Find the word "icon" in the data below and copy each line that holds it.

┌────────

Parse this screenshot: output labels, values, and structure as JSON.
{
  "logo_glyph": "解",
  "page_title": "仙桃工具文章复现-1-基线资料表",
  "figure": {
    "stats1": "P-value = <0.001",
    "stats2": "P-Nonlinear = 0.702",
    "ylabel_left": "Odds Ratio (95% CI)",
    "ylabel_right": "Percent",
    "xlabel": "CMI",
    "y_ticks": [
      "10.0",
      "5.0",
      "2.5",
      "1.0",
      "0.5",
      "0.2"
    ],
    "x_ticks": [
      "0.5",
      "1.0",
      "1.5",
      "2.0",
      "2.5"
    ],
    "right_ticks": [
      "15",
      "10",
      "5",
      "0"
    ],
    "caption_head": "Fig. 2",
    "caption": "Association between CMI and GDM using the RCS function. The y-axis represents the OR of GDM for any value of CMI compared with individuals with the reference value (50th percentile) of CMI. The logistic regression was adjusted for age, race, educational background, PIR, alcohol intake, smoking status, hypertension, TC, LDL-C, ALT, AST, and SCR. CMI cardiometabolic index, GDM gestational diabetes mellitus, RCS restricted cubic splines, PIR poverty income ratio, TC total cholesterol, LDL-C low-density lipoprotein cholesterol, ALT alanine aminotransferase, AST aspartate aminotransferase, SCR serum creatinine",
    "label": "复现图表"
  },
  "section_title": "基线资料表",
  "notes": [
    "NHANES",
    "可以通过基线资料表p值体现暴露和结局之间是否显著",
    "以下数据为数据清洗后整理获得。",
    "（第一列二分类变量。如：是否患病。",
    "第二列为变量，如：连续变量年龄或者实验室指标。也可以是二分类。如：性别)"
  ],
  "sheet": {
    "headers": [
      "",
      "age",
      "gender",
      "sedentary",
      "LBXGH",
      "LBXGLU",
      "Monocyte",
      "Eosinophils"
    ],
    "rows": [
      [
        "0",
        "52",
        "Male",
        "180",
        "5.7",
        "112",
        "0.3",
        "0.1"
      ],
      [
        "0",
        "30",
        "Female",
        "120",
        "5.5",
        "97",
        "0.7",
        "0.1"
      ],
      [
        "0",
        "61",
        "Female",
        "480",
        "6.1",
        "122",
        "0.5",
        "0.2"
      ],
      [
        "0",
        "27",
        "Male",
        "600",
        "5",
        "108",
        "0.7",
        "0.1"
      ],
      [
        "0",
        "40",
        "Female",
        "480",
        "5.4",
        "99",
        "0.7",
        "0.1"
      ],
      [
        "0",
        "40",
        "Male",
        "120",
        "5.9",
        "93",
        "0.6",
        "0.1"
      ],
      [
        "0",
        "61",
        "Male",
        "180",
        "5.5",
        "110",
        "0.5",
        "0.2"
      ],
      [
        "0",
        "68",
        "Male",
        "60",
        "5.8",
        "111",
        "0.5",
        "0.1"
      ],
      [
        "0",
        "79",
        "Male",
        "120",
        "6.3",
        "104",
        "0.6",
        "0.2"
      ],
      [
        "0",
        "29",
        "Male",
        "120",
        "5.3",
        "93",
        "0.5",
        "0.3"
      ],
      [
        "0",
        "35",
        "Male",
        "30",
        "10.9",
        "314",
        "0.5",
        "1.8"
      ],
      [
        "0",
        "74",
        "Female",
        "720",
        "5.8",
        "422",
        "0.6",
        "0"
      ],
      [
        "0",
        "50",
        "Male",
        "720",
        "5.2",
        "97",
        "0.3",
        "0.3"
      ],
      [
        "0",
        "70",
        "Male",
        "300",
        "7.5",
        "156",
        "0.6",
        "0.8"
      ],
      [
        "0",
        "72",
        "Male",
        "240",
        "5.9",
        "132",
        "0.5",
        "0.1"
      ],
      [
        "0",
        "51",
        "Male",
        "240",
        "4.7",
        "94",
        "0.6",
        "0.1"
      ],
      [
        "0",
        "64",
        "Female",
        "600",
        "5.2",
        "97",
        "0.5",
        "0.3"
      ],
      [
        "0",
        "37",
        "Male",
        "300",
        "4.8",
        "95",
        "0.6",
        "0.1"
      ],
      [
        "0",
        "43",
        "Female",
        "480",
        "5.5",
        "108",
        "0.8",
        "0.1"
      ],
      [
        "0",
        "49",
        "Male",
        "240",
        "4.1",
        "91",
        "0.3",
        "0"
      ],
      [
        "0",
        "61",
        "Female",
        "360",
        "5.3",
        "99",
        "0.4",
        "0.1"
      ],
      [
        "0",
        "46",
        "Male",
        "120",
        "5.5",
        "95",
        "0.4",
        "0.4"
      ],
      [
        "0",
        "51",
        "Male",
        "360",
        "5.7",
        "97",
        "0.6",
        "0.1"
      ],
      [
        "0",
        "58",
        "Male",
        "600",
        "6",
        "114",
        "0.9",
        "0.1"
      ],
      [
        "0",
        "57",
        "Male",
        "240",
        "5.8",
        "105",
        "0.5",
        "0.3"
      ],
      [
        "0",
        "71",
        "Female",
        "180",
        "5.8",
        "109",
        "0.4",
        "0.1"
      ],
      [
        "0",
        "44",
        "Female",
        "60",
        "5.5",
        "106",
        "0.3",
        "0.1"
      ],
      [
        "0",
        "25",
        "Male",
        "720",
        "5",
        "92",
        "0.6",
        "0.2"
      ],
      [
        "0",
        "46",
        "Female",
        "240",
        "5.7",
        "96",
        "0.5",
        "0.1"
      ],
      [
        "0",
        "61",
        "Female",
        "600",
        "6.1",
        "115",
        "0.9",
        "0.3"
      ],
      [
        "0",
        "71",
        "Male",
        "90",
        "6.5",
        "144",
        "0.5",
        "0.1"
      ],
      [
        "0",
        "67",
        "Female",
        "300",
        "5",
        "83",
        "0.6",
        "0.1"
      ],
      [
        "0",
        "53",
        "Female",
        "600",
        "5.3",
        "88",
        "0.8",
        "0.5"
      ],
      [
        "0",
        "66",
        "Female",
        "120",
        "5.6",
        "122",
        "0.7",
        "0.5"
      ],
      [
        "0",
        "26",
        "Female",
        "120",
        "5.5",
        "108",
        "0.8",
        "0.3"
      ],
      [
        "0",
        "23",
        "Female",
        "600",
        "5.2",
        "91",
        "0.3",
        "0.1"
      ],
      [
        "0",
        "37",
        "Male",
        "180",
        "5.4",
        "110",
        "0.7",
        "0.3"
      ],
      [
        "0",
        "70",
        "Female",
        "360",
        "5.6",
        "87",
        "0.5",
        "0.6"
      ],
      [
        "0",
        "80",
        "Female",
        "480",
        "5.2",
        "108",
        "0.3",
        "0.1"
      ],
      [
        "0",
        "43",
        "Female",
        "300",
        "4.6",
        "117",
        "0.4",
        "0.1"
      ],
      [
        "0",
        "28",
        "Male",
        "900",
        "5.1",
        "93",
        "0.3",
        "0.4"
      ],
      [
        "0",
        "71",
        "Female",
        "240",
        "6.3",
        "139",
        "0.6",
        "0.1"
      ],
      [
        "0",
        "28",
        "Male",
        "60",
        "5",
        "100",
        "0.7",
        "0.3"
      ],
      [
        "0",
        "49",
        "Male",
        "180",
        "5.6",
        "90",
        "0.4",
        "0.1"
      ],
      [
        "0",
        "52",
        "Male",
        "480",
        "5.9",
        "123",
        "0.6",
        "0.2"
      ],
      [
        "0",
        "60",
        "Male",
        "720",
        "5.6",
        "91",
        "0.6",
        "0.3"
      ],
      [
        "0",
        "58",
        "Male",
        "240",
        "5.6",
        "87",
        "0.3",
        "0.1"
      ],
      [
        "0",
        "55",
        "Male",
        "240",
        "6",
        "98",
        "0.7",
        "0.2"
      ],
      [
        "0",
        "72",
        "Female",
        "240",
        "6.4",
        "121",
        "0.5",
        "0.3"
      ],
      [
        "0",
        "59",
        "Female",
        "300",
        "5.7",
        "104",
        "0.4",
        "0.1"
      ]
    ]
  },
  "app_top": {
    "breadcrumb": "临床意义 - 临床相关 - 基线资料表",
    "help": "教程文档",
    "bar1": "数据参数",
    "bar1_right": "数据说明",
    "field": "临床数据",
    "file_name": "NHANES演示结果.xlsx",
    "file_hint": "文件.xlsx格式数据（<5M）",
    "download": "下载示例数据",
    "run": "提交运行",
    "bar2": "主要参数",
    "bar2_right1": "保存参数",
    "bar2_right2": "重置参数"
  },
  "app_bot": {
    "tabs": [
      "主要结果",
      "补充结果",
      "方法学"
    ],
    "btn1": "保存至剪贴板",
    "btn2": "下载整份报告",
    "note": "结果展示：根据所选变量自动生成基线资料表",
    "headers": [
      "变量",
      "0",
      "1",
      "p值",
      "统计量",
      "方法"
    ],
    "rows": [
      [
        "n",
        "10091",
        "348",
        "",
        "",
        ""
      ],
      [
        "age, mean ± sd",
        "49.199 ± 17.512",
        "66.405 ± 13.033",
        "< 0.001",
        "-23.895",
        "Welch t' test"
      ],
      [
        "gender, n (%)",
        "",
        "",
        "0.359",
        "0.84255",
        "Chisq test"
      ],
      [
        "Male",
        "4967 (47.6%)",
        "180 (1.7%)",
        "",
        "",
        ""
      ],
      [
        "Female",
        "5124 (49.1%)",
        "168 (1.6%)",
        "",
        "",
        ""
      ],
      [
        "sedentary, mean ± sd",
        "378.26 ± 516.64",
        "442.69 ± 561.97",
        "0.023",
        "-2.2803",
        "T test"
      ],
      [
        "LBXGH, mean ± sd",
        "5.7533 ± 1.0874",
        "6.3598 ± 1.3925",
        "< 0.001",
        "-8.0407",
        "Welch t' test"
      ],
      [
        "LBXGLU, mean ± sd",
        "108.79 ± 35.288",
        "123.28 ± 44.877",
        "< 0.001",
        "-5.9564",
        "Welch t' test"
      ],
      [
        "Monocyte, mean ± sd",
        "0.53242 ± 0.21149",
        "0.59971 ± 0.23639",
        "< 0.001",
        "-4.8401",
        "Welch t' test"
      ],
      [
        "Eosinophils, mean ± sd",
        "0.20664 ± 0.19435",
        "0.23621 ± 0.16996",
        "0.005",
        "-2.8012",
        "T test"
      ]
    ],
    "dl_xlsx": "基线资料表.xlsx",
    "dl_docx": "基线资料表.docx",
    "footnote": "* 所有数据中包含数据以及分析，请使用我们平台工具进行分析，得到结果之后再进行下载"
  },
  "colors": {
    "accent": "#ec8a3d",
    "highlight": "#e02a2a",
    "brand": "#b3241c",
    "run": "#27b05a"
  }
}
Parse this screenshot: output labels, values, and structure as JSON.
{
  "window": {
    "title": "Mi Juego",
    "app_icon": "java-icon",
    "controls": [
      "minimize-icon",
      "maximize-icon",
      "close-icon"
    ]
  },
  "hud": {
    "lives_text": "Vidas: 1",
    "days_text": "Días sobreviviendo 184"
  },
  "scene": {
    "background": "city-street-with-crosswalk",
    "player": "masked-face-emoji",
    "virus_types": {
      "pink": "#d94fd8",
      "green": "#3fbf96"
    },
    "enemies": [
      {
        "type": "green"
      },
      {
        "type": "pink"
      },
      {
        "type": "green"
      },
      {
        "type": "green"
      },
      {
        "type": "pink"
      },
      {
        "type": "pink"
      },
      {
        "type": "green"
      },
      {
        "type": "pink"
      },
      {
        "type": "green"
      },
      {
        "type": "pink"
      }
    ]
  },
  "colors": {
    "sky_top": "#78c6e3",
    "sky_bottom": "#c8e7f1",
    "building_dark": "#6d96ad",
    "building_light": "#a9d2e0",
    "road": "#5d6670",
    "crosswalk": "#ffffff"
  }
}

└────────

▸ ANSWER BOX
    "app_icon": "java-icon",
      "minimize-icon",
      "maximize-icon",
      "close-icon"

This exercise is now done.